-- Start --

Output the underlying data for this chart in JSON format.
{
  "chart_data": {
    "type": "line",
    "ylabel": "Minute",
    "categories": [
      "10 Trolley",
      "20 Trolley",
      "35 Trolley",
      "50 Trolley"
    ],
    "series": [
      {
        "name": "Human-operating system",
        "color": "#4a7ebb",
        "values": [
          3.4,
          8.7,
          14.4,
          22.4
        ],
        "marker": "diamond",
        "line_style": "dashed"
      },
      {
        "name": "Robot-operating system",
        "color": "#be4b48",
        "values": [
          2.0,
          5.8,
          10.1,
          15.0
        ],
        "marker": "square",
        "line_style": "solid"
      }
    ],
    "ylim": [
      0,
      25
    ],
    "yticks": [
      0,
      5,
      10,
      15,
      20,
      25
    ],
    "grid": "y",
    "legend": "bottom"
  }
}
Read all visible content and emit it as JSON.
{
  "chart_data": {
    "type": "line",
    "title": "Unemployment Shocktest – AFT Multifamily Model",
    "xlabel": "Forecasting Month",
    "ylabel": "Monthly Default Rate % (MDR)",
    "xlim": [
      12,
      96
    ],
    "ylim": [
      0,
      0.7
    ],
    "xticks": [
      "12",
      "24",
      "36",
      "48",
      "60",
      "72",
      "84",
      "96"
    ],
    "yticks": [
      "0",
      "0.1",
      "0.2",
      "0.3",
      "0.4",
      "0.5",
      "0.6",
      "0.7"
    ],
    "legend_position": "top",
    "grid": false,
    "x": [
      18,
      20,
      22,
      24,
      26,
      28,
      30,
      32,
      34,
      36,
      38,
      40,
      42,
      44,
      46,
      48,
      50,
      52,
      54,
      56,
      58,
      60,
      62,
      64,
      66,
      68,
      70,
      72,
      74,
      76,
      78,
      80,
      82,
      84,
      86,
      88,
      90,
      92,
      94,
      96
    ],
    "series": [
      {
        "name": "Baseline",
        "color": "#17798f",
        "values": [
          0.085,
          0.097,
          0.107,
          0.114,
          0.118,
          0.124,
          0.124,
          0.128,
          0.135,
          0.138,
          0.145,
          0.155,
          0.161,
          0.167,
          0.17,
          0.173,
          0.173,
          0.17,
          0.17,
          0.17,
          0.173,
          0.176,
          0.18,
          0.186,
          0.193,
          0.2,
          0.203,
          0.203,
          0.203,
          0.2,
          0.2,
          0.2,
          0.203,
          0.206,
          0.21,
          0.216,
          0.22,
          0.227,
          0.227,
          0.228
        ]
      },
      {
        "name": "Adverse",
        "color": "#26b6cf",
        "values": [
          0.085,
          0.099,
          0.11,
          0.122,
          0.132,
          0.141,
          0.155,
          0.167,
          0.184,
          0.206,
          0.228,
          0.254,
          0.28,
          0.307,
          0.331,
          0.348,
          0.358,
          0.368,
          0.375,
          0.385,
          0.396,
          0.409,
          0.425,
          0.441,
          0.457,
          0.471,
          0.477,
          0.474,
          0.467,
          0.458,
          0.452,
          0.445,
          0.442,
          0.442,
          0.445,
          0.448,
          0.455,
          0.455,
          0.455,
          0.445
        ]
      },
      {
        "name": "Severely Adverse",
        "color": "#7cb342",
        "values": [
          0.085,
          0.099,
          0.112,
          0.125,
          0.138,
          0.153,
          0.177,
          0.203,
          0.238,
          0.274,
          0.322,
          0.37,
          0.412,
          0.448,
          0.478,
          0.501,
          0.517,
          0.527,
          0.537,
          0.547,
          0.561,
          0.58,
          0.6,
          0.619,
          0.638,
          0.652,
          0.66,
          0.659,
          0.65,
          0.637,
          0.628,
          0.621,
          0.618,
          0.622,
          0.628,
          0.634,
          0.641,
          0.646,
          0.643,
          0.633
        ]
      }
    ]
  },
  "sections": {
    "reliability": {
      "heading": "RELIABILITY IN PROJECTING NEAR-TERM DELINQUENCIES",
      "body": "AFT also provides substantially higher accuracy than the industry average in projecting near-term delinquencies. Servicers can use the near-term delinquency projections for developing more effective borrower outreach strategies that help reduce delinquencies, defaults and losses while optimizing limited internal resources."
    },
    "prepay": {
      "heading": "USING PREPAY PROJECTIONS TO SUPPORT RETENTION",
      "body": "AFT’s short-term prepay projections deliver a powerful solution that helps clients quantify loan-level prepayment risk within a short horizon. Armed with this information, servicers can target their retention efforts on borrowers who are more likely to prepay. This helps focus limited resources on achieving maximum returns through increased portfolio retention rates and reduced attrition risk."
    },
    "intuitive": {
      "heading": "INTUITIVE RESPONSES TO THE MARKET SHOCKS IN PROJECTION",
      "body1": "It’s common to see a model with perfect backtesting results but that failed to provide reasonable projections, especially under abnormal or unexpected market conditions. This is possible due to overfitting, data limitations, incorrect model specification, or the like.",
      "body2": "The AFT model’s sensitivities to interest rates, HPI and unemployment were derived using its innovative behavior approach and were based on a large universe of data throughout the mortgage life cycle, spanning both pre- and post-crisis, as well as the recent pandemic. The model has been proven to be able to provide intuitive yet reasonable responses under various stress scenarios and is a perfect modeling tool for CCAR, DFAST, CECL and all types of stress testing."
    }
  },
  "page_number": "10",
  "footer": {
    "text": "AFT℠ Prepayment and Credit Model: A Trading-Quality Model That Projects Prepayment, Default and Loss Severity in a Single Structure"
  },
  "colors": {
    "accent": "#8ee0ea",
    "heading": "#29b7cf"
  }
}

-- End --

SHORT TASK
The records above are to be repeated exactly, in their entirety.

ANSWER TO THIS EXERCISE
Output the underlying data for this chart in JSON format.
{
  "chart_data": {
    "type": "line",
    "ylabel": "Minute",
    "categories": [
      "10 Trolley",
      "20 Trolley",
      "35 Trolley",
      "50 Trolley"
    ],
    "series": [
      {
        "name": "Human-operating system",
        "color": "#4a7ebb",
        "values": [
          3.4,
          8.7,
          14.4,
          22.4
        ],
        "marker": "diamond",
        "line_style": "dashed"
      },
      {
        "name": "Robot-operating system",
        "color": "#be4b48",
        "values": [
          2.0,
          5.8,
          10.1,
          15.0
        ],
        "marker": "square",
        "line_style": "solid"
      }
    ],
    "ylim": [
      0,
      25
    ],
    "yticks": [
      0,
      5,
      10,
      15,
      20,
      25
    ],
    "grid": "y",
    "legend": "bottom"
  }
}
Read all visible content and emit it as JSON.
{
  "chart_data": {
    "type": "line",
    "title": "Unemployment Shocktest – AFT Multifamily Model",
    "xlabel": "Forecasting Month",
    "ylabel": "Monthly Default Rate % (MDR)",
    "xlim": [
      12,
      96
    ],
    "ylim": [
      0,
      0.7
    ],
    "xticks": [
      "12",
      "24",
      "36",
      "48",
      "60",
      "72",
      "84",
      "96"
    ],
    "yticks": [
      "0",
      "0.1",
      "0.2",
      "0.3",
      "0.4",
      "0.5",
      "0.6",
      "0.7"
    ],
    "legend_position": "top",
    "grid": false,
    "x": [
      18,
      20,
      22,
      24,
      26,
      28,
      30,
      32,
      34,
      36,
      38,
      40,
      42,
      44,
      46,
      48,
      50,
      52,
      54,
      56,
      58,
      60,
      62,
      64,
      66,
      68,
      70,
      72,
      74,
      76,
      78,
      80,
      82,
      84,
      86,
      88,
      90,
      92,
      94,
      96
    ],
    "series": [
      {
        "name": "Baseline",
        "color": "#17798f",
        "values": [
          0.085,
          0.097,
          0.107,
          0.114,
          0.118,
          0.124,
          0.124,
          0.128,
          0.135,
          0.138,
          0.145,
          0.155,
          0.161,
          0.167,
          0.17,
          0.173,
          0.173,
          0.17,
          0.17,
          0.17,
          0.173,
          0.176,
          0.18,
          0.186,
          0.193,
          0.2,
          0.203,
          0.203,
          0.203,
          0.2,
          0.2,
          0.2,
          0.203,
          0.206,
          0.21,
          0.216,
          0.22,
          0.227,
          0.227,
          0.228
        ]
      },
      {
        "name": "Adverse",
        "color": "#26b6cf",
        "values": [
          0.085,
          0.099,
          0.11,
          0.122,
          0.132,
          0.141,
          0.155,
          0.167,
          0.184,
          0.206,
          0.228,
          0.254,
          0.28,
          0.307,
          0.331,
          0.348,
          0.358,
          0.368,
          0.375,
          0.385,
          0.396,
          0.409,
          0.425,
          0.441,
          0.457,
          0.471,
          0.477,
          0.474,
          0.467,
          0.458,
          0.452,
          0.445,
          0.442,
          0.442,
          0.445,
          0.448,
          0.455,
          0.455,
          0.455,
          0.445
        ]
      },
      {
        "name": "Severely Adverse",
        "color": "#7cb342",
        "values": [
          0.085,
          0.099,
          0.112,
          0.125,
          0.138,
          0.153,
          0.177,
          0.203,
          0.238,
          0.274,
          0.322,
          0.37,
          0.412,
          0.448,
          0.478,
          0.501,
          0.517,
          0.527,
          0.537,
          0.547,
          0.561,
          0.58,
          0.6,
          0.619,
          0.638,
          0.652,
          0.66,
          0.659,
          0.65,
          0.637,
          0.628,
          0.621,
          0.618,
          0.622,
          0.628,
          0.634,
          0.641,
          0.646,
          0.643,
          0.633
        ]
      }
    ]
  },
  "sections": {
    "reliability": {
      "heading": "RELIABILITY IN PROJECTING NEAR-TERM DELINQUENCIES",
      "body": "AFT also provides substantially higher accuracy than the industry average in projecting near-term delinquencies. Servicers can use the near-term delinquency projections for developing more effective borrower outreach strategies that help reduce delinquencies, defaults and losses while optimizing limited internal resources."
    },
    "prepay": {
      "heading": "USING PREPAY PROJECTIONS TO SUPPORT RETENTION",
      "body": "AFT’s short-term prepay projections deliver a powerful solution that helps clients quantify loan-level prepayment risk within a short horizon. Armed with this information, servicers can target their retention efforts on borrowers who are more likely to prepay. This helps focus limited resources on achieving maximum returns through increased portfolio retention rates and reduced attrition risk."
    },
    "intuitive": {
      "heading": "INTUITIVE RESPONSES TO THE MARKET SHOCKS IN PROJECTION",
      "body1": "It’s common to see a model with perfect backtesting results but that failed to provide reasonable projections, especially under abnormal or unexpected market conditions. This is possible due to overfitting, data limitations, incorrect model specification, or the like.",
      "body2": "The AFT model’s sensitivities to interest rates, HPI and unemployment were derived using its innovative behavior approach and were based on a large universe of data throughout the mortgage life cycle, spanning both pre- and post-crisis, as well as the recent pandemic. The model has been proven to be able to provide intuitive yet reasonable responses under various stress scenarios and is a perfect modeling tool for CCAR, DFAST, CECL and all types of stress testing."
    }
  },
  "page_number": "10",
  "footer": {
    "text": "AFT℠ Prepayment and Credit Model: A Trading-Quality Model That Projects Prepayment, Default and Loss Severity in a Single Structure"
  },
  "colors": {
    "accent": "#8ee0ea",
    "heading": "#29b7cf"
  }
}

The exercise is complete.